Given instruction: Output each line of the material exactly as it stands.
:::::
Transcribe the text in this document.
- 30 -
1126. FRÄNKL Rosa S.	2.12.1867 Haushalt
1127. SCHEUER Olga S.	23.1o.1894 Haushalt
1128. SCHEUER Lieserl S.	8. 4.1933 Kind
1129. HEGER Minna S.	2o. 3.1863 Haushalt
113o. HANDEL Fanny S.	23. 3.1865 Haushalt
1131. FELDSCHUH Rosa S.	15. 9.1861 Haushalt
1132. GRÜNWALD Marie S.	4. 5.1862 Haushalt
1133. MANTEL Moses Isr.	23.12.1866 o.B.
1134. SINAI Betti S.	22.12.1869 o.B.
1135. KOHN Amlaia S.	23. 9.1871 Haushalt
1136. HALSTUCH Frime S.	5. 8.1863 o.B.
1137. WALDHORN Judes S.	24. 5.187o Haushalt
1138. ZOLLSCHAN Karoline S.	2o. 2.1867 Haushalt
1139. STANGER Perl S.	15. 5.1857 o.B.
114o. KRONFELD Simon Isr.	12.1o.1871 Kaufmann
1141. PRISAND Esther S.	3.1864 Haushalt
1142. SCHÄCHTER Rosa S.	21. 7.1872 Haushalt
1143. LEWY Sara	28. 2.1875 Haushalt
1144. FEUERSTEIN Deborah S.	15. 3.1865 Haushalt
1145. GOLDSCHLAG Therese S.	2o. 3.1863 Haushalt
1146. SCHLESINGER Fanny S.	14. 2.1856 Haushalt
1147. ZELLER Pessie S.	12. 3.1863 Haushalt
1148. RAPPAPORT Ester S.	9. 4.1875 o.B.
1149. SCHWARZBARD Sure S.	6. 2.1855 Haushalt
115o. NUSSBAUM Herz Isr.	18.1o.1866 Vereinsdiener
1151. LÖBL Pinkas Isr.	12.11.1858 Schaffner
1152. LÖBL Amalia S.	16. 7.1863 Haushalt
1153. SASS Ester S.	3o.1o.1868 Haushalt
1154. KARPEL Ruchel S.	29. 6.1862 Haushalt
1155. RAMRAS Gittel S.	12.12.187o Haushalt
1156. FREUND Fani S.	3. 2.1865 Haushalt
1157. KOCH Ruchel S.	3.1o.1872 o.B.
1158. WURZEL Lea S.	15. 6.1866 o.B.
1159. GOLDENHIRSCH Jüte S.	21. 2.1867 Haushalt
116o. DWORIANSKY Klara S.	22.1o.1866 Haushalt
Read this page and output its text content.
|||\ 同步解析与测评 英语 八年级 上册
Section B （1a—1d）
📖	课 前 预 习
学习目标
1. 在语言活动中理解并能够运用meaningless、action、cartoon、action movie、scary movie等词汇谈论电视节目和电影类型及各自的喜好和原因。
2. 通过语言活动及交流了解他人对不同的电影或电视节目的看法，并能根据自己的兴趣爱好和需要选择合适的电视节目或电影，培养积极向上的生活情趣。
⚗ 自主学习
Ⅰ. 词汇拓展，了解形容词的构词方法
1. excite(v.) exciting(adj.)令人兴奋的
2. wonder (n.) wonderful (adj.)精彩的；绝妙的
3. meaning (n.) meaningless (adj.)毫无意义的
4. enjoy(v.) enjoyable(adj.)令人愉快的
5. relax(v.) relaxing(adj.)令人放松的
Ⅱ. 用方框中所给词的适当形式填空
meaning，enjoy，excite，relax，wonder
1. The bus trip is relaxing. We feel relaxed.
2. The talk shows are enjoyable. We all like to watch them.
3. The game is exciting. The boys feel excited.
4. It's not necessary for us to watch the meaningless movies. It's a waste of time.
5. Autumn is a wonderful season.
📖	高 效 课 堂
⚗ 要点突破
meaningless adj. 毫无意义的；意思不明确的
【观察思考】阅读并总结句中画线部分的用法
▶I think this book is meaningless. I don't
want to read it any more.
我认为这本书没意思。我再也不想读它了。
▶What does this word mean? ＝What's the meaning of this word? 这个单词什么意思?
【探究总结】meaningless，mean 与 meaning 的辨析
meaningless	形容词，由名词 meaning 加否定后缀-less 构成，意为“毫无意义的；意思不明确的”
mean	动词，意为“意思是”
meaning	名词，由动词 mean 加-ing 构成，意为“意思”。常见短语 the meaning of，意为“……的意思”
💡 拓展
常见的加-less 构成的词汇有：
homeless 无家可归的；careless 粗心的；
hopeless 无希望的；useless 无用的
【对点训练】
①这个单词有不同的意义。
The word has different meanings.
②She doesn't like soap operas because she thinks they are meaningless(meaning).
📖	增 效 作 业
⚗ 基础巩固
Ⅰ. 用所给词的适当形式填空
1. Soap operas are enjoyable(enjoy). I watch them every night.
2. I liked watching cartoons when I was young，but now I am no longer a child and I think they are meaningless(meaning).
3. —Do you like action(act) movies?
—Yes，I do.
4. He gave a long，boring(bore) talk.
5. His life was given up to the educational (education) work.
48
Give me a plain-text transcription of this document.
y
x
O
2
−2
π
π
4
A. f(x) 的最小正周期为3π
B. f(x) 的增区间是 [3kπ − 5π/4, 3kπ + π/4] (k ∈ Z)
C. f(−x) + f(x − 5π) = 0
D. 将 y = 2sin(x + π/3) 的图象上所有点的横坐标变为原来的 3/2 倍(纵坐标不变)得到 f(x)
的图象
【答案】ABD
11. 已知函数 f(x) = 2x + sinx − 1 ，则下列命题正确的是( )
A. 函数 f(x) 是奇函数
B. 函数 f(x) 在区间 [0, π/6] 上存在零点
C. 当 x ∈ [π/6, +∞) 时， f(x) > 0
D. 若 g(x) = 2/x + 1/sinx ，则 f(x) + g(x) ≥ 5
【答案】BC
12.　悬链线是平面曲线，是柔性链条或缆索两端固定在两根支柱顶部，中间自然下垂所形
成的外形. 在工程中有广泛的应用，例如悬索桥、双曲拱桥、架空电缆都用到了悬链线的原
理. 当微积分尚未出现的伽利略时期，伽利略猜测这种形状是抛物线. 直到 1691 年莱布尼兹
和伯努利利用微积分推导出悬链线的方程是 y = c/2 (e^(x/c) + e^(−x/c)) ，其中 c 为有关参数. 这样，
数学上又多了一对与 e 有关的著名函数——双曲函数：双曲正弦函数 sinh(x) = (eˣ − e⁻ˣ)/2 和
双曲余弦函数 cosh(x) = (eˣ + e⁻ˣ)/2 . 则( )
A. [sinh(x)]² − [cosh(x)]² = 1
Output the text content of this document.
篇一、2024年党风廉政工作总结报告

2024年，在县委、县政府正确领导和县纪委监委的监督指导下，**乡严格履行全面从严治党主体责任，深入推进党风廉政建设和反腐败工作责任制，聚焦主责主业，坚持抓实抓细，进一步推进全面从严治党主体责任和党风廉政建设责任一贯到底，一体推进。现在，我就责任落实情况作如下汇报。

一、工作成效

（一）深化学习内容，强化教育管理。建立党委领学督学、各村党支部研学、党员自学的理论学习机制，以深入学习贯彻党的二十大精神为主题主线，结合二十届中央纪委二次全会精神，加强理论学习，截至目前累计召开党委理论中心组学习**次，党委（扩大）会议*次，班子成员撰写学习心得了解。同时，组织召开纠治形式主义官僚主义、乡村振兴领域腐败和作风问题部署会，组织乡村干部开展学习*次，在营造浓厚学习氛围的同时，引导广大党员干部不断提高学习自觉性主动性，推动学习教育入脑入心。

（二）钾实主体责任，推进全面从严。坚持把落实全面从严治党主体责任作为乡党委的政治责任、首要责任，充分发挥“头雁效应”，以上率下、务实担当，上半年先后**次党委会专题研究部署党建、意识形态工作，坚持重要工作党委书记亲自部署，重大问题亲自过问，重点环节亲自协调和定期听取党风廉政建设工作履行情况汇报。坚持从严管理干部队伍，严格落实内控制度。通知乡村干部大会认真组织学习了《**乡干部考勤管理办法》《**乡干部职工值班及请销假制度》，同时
:::::
Solution:
Transcribe the text in this document.
- 30 -
1126. FRÄNKL Rosa S.	2.12.1867 Haushalt
1127. SCHEUER Olga S.	23.1o.1894 Haushalt
1128. SCHEUER Lieserl S.	8. 4.1933 Kind
1129. HEGER Minna S.	2o. 3.1863 Haushalt
113o. HANDEL Fanny S.	23. 3.1865 Haushalt
1131. FELDSCHUH Rosa S.	15. 9.1861 Haushalt
1132. GRÜNWALD Marie S.	4. 5.1862 Haushalt
1133. MANTEL Moses Isr.	23.12.1866 o.B.
1134. SINAI Betti S.	22.12.1869 o.B.
1135. KOHN Amlaia S.	23. 9.1871 Haushalt
1136. HALSTUCH Frime S.	5. 8.1863 o.B.
1137. WALDHORN Judes S.	24. 5.187o Haushalt
1138. ZOLLSCHAN Karoline S.	2o. 2.1867 Haushalt
1139. STANGER Perl S.	15. 5.1857 o.B.
114o. KRONFELD Simon Isr.	12.1o.1871 Kaufmann
1141. PRISAND Esther S.	3.1864 Haushalt
1142. SCHÄCHTER Rosa S.	21. 7.1872 Haushalt
1143. LEWY Sara	28. 2.1875 Haushalt
1144. FEUERSTEIN Deborah S.	15. 3.1865 Haushalt
1145. GOLDSCHLAG Therese S.	2o. 3.1863 Haushalt
1146. SCHLESINGER Fanny S.	14. 2.1856 Haushalt
1147. ZELLER Pessie S.	12. 3.1863 Haushalt
1148. RAPPAPORT Ester S.	9. 4.1875 o.B.
1149. SCHWARZBARD Sure S.	6. 2.1855 Haushalt
115o. NUSSBAUM Herz Isr.	18.1o.1866 Vereinsdiener
1151. LÖBL Pinkas Isr.	12.11.1858 Schaffner
1152. LÖBL Amalia S.	16. 7.1863 Haushalt
1153. SASS Ester S.	3o.1o.1868 Haushalt
1154. KARPEL Ruchel S.	29. 6.1862 Haushalt
1155. RAMRAS Gittel S.	12.12.187o Haushalt
1156. FREUND Fani S.	3. 2.1865 Haushalt
1157. KOCH Ruchel S.	3.1o.1872 o.B.
1158. WURZEL Lea S.	15. 6.1866 o.B.
1159. GOLDENHIRSCH Jüte S.	21. 2.1867 Haushalt
116o. DWORIANSKY Klara S.	22.1o.1866 Haushalt
Read this page and output its text content.
|||\ 同步解析与测评 英语 八年级 上册
Section B （1a—1d）
📖	课 前 预 习
学习目标
1. 在语言活动中理解并能够运用meaningless、action、cartoon、action movie、scary movie等词汇谈论电视节目和电影类型及各自的喜好和原因。
2. 通过语言活动及交流了解他人对不同的电影或电视节目的看法，并能根据自己的兴趣爱好和需要选择合适的电视节目或电影，培养积极向上的生活情趣。
⚗ 自主学习
Ⅰ. 词汇拓展，了解形容词的构词方法
1. excite(v.) exciting(adj.)令人兴奋的
2. wonder (n.) wonderful (adj.)精彩的；绝妙的
3. meaning (n.) meaningless (adj.)毫无意义的
4. enjoy(v.) enjoyable(adj.)令人愉快的
5. relax(v.) relaxing(adj.)令人放松的
Ⅱ. 用方框中所给词的适当形式填空
meaning，enjoy，excite，relax，wonder
1. The bus trip is relaxing. We feel relaxed.
2. The talk shows are enjoyable. We all like to watch them.
3. The game is exciting. The boys feel excited.
4. It's not necessary for us to watch the meaningless movies. It's a waste of time.
5. Autumn is a wonderful season.
📖	高 效 课 堂
⚗ 要点突破
meaningless adj. 毫无意义的；意思不明确的
【观察思考】阅读并总结句中画线部分的用法
▶I think this book is meaningless. I don't
want to read it any more.
我认为这本书没意思。我再也不想读它了。
▶What does this word mean? ＝What's the meaning of this word? 这个单词什么意思?
【探究总结】meaningless，mean 与 meaning 的辨析
meaningless	形容词，由名词 meaning 加否定后缀-less 构成，意为“毫无意义的；意思不明确的”
mean	动词，意为“意思是”
meaning	名词，由动词 mean 加-ing 构成，意为“意思”。常见短语 the meaning of，意为“……的意思”
💡 拓展
常见的加-less 构成的词汇有：
homeless 无家可归的；careless 粗心的；
hopeless 无希望的；useless 无用的
【对点训练】
①这个单词有不同的意义。
The word has different meanings.
②She doesn't like soap operas because she thinks they are meaningless(meaning).
📖	增 效 作 业
⚗ 基础巩固
Ⅰ. 用所给词的适当形式填空
1. Soap operas are enjoyable(enjoy). I watch them every night.
2. I liked watching cartoons when I was young，but now I am no longer a child and I think they are meaningless(meaning).
3. —Do you like action(act) movies?
—Yes，I do.
4. He gave a long，boring(bore) talk.
5. His life was given up to the educational (education) work.
48
Give me a plain-text transcription of this document.
y
x
O
2
−2
π
π
4
A. f(x) 的最小正周期为3π
B. f(x) 的增区间是 [3kπ − 5π/4, 3kπ + π/4] (k ∈ Z)
C. f(−x) + f(x − 5π) = 0
D. 将 y = 2sin(x + π/3) 的图象上所有点的横坐标变为原来的 3/2 倍(纵坐标不变)得到 f(x)
的图象
【答案】ABD
11. 已知函数 f(x) = 2x + sinx − 1 ，则下列命题正确的是( )
A. 函数 f(x) 是奇函数
B. 函数 f(x) 在区间 [0, π/6] 上存在零点
C. 当 x ∈ [π/6, +∞) 时， f(x) > 0
D. 若 g(x) = 2/x + 1/sinx ，则 f(x) + g(x) ≥ 5
【答案】BC
12.　悬链线是平面曲线，是柔性链条或缆索两端固定在两根支柱顶部，中间自然下垂所形
成的外形. 在工程中有广泛的应用，例如悬索桥、双曲拱桥、架空电缆都用到了悬链线的原
理. 当微积分尚未出现的伽利略时期，伽利略猜测这种形状是抛物线. 直到 1691 年莱布尼兹
和伯努利利用微积分推导出悬链线的方程是 y = c/2 (e^(x/c) + e^(−x/c)) ，其中 c 为有关参数. 这样，
数学上又多了一对与 e 有关的著名函数——双曲函数：双曲正弦函数 sinh(x) = (eˣ − e⁻ˣ)/2 和
双曲余弦函数 cosh(x) = (eˣ + e⁻ˣ)/2 . 则( )
A. [sinh(x)]² − [cosh(x)]² = 1
Output the text content of this document.
篇一、2024年党风廉政工作总结报告

2024年，在县委、县政府正确领导和县纪委监委的监督指导下，**乡严格履行全面从严治党主体责任，深入推进党风廉政建设和反腐败工作责任制，聚焦主责主业，坚持抓实抓细，进一步推进全面从严治党主体责任和党风廉政建设责任一贯到底，一体推进。现在，我就责任落实情况作如下汇报。

一、工作成效

（一）深化学习内容，强化教育管理。建立党委领学督学、各村党支部研学、党员自学的理论学习机制，以深入学习贯彻党的二十大精神为主题主线，结合二十届中央纪委二次全会精神，加强理论学习，截至目前累计召开党委理论中心组学习**次，党委（扩大）会议*次，班子成员撰写学习心得了解。同时，组织召开纠治形式主义官僚主义、乡村振兴领域腐败和作风问题部署会，组织乡村干部开展学习*次，在营造浓厚学习氛围的同时，引导广大党员干部不断提高学习自觉性主动性，推动学习教育入脑入心。

（二）钾实主体责任，推进全面从严。坚持把落实全面从严治党主体责任作为乡党委的政治责任、首要责任，充分发挥“头雁效应”，以上率下、务实担当，上半年先后**次党委会专题研究部署党建、意识形态工作，坚持重要工作党委书记亲自部署，重大问题亲自过问，重点环节亲自协调和定期听取党风廉政建设工作履行情况汇报。坚持从严管理干部队伍，严格落实内控制度。通知乡村干部大会认真组织学习了《**乡干部考勤管理办法》《**乡干部职工值班及请销假制度》，同时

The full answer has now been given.